### What needs to be done
Write out the material below again, unchanged.

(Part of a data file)

────────────────────────────────────────

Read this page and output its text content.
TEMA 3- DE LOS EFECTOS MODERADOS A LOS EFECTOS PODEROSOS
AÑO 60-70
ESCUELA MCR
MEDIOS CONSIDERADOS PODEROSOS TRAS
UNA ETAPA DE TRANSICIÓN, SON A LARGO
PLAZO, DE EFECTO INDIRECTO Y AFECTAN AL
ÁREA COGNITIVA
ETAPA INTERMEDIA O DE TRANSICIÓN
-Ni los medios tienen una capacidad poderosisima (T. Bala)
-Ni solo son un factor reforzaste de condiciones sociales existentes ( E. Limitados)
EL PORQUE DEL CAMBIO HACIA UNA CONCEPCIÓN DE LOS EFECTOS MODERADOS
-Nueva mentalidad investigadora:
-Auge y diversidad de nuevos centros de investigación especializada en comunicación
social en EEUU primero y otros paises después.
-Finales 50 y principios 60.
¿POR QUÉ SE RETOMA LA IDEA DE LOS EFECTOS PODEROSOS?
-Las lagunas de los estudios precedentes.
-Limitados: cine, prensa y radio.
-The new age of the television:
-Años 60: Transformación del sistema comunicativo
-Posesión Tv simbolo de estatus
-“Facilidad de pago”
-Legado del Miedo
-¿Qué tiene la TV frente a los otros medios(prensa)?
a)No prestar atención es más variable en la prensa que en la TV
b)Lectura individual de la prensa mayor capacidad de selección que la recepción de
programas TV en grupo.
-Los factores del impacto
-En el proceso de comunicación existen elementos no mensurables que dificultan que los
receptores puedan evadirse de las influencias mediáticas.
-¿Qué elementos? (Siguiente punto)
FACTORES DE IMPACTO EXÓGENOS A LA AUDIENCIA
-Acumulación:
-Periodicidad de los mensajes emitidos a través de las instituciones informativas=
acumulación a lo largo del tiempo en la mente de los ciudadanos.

────────────────────────────────────────

### Response for this exercise
Read this page and output its text content.
TEMA 3- DE LOS EFECTOS MODERADOS A LOS EFECTOS PODEROSOS
AÑO 60-70
ESCUELA MCR
MEDIOS CONSIDERADOS PODEROSOS TRAS
UNA ETAPA DE TRANSICIÓN, SON A LARGO
PLAZO, DE EFECTO INDIRECTO Y AFECTAN AL
ÁREA COGNITIVA
ETAPA INTERMEDIA O DE TRANSICIÓN
-Ni los medios tienen una capacidad poderosisima (T. Bala)
-Ni solo son un factor reforzaste de condiciones sociales existentes ( E. Limitados)
EL PORQUE DEL CAMBIO HACIA UNA CONCEPCIÓN DE LOS EFECTOS MODERADOS
-Nueva mentalidad investigadora:
-Auge y diversidad de nuevos centros de investigación especializada en comunicación
social en EEUU primero y otros paises después.
-Finales 50 y principios 60.
¿POR QUÉ SE RETOMA LA IDEA DE LOS EFECTOS PODEROSOS?
-Las lagunas de los estudios precedentes.
-Limitados: cine, prensa y radio.
-The new age of the television:
-Años 60: Transformación del sistema comunicativo
-Posesión Tv simbolo de estatus
-“Facilidad de pago”
-Legado del Miedo
-¿Qué tiene la TV frente a los otros medios(prensa)?
a)No prestar atención es más variable en la prensa que en la TV
b)Lectura individual de la prensa mayor capacidad de selección que la recepción de
programas TV en grupo.
-Los factores del impacto
-En el proceso de comunicación existen elementos no mensurables que dificultan que los
receptores puedan evadirse de las influencias mediáticas.
-¿Qué elementos? (Siguiente punto)
FACTORES DE IMPACTO EXÓGENOS A LA AUDIENCIA
-Acumulación:
-Periodicidad de los mensajes emitidos a través de las instituciones informativas=
acumulación a lo largo del tiempo en la mente de los ciudadanos.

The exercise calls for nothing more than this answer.